**TRECHO**
──────────────────────────────

Paris é uma cidade feita para ser explorada a pé, mas cruzar as portas do Hôtel Le Meurice eleva a experiência a outro nível. Inaugurado em 1835, o local é conhecido como o “hotel dos artistas”. Foi ali que Pablo Picasso celebrou seu casamento e onde o surrealista Salvador Dalí morou por mais de duas décadas, com excentricidades como pilotar uma Harley-Davidson na suíte presidencial e exigir ovelhas vivas no quarto. Hoje, o hotel segue no centro da cultura pop, tendo servido de estúdio para Jay-Z e Kanye West.
Para quem busca serviços refinados, uma das experiências mais interessantes é o restaurante Le Dalí, no coração do hotel. O ambiente foi remodelado pelo designer Philippe Starck, que uniu a opulência clássica do estilo Luís XVI a toques contemporâneos e distorções surrealistas em homenagem ao pintor espanhol. O destaque visual é a lona pintada à mão no teto por Ara Starck, filha do designer, que cria um reflexo onírico com os espelhos inclinados e cadeiras propositalmente descombinadas do salão. À noite, um piano ao vivo dita o ritmo do local.

──────────────────────────────

(Dados de análise do layout de páginas)
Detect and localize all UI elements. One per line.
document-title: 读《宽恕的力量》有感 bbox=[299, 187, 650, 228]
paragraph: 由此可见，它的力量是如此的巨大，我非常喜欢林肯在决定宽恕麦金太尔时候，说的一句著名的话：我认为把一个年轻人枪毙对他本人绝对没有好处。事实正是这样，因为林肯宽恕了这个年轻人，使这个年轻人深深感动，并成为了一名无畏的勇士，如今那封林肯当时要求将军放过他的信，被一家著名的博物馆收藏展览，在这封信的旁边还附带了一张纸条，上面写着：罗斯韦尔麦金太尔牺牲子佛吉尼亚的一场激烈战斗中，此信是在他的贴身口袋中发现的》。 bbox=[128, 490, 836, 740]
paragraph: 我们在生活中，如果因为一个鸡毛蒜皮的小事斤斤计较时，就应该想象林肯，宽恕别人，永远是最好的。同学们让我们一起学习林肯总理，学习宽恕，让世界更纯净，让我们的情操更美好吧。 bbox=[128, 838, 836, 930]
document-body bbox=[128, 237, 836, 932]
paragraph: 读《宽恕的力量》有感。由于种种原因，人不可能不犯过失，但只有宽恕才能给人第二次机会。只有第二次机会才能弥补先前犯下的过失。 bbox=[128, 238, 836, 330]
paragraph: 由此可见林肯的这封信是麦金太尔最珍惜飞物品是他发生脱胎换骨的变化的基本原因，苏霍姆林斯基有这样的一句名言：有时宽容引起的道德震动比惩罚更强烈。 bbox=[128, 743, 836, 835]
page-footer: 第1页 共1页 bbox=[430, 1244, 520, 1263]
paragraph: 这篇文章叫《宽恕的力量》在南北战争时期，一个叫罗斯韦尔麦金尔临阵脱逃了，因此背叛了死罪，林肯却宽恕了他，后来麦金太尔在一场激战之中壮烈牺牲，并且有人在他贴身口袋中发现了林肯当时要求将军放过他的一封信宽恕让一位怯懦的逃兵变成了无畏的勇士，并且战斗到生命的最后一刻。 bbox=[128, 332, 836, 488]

──────────────────────────────

**A TAREFA**
Dê continuidade ao texto sobre o Hôtel Le Meurice, começando logo após a última frase.

**RESPOSTA DO EXERCÍCIO**
Sob a tutela de Alain Ducasse e o trabalho da chef Clémentine Bouchon, o menu do Le Dalí foca em culinária francesa sazonal com filosofia farm-to-fork (do campo para o garfo). O restaurante tem o selo Écotable, que reconhece seu compromisso com a gastronomia sustentável, usando 95% de ingredientes de produtores locais. As opções vão do risoto de frutos do mar ao arancini e ao filé de peixe Sole meunière com espinafre.
Para muitos, o segredo do Le Dalí é a confeitaria. Na boutique de rua do chef pâtissier Cédric Grolet, eleito o melhor do mundo e fenômeno no Instagram, é comum enfrentar filas quilométricas. No restaurante, as esculturas comestíveis em formato de frutas (trompe-l’œil) e clássicos como o Saint-Honoré e a torta de pistache são servidos à mesa. Outra atração é o Afternoon Tea (Chá da Tarde), reformulado com pegada contemporânea, que inclui sanduíches finos como lobster roll e brioche com salmão e caviar, combinados com frutas esculpidas da temporada.
O esplendor revisitado
Na Avenue Montaigne, cruzar os portões do histórico Hôtel Plaza Athénée significa testemunhar uma das revoluções gastronômicas mais comentadas da Europa. Quando o chef Jean Imbert assumiu as panelas do palácio, substituindo Alain Ducasse, o mundo da alta cozinha ficou atento. O Jean Imbert au Plaza Athénée manteve o prestígio e conquistou uma estrela Michelin, fundindo luxo aristocrático com frescor contemporâneo.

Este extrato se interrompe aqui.